## What is required
Repeat each line of the material exactly.

## BEGIN Information given

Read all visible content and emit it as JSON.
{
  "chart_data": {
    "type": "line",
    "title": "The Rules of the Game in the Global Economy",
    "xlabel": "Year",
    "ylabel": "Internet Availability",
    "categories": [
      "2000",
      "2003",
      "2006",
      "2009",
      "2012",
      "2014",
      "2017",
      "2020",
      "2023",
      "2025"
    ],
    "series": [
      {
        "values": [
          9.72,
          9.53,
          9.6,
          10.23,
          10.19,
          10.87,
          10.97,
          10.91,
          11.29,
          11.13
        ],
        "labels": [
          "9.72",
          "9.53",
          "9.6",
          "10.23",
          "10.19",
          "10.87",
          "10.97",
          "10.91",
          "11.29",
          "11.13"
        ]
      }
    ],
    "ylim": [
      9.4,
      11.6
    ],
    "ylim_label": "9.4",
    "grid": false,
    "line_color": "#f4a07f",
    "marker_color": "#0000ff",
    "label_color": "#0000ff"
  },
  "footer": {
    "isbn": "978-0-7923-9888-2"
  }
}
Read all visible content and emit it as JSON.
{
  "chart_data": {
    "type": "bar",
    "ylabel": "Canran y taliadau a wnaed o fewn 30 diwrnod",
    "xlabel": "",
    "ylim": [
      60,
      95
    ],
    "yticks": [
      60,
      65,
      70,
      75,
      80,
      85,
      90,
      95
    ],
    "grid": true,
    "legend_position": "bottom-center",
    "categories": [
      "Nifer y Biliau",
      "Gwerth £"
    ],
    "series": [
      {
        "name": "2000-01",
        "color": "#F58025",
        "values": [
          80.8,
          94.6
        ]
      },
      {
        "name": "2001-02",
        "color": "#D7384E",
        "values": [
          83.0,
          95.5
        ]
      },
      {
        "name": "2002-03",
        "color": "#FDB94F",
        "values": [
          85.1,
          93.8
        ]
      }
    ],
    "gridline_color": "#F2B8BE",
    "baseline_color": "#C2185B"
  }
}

## END Information given

## Result
Read all visible content and emit it as JSON.
{
  "chart_data": {
    "type": "line",
    "title": "The Rules of the Game in the Global Economy",
    "xlabel": "Year",
    "ylabel": "Internet Availability",
    "categories": [
      "2000",
      "2003",
      "2006",
      "2009",
      "2012",
      "2014",
      "2017",
      "2020",
      "2023",
      "2025"
    ],
    "series": [
      {
        "values": [
          9.72,
          9.53,
          9.6,
          10.23,
          10.19,
          10.87,
          10.97,
          10.91,
          11.29,
          11.13
        ],
        "labels": [
          "9.72",
          "9.53",
          "9.6",
          "10.23",
          "10.19",
          "10.87",
          "10.97",
          "10.91",
          "11.29",
          "11.13"
        ]
      }
    ],
    "ylim": [
      9.4,
      11.6
    ],
    "ylim_label": "9.4",
    "grid": false,
    "line_color": "#f4a07f",
    "marker_color": "#0000ff",
    "label_color": "#0000ff"
  },
  "footer": {
    "isbn": "978-0-7923-9888-2"
  }
}
Read all visible content and emit it as JSON.
{
  "chart_data": {
    "type": "bar",
    "ylabel": "Canran y taliadau a wnaed o fewn 30 diwrnod",
    "xlabel": "",
    "ylim": [
      60,
      95
    ],
    "yticks": [
      60,
      65,
      70,
      75,
      80,
      85,
      90,
      95
    ],
    "grid": true,
    "legend_position": "bottom-center",
    "categories": [
      "Nifer y Biliau",
      "Gwerth £"
    ],
    "series": [
      {
        "name": "2000-01",
        "color": "#F58025",
        "values": [
          80.8,
          94.6
        ]
      },
      {
        "name": "2001-02",
        "color": "#D7384E",
        "values": [
          83.0,
          95.5
        ]
      },
      {
        "name": "2002-03",
        "color": "#FDB94F",
        "values": [
          85.1,
          93.8
        ]
      }
    ],
    "gridline_color": "#F2B8BE",
    "baseline_color": "#C2185B"
  }
}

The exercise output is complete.